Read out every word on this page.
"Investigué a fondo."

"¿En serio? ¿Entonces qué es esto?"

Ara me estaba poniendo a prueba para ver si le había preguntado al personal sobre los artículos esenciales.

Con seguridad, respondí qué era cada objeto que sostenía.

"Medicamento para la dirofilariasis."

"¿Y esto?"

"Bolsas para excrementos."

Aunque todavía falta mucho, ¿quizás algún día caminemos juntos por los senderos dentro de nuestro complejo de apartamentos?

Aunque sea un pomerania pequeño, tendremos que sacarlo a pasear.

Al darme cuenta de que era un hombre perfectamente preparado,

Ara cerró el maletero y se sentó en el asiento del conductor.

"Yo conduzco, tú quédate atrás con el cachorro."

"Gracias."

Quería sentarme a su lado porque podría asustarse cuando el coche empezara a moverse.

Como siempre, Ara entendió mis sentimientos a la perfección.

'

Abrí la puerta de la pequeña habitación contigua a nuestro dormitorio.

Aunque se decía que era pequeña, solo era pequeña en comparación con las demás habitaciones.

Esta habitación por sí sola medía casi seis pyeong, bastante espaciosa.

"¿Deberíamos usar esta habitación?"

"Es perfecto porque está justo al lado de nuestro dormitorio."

···

Show every line in the records above that contains the word "Aunque".

Aunque todavía falta mucho, ¿quizás algún día caminemos juntos por los senderos dentro de nuestro complejo de apartamentos?
Aunque sea un pomerania pequeño, tendremos que sacarlo a pasear.
Aunque se decía que era pequeña, solo era pequeña en comparación con las demás habitaciones.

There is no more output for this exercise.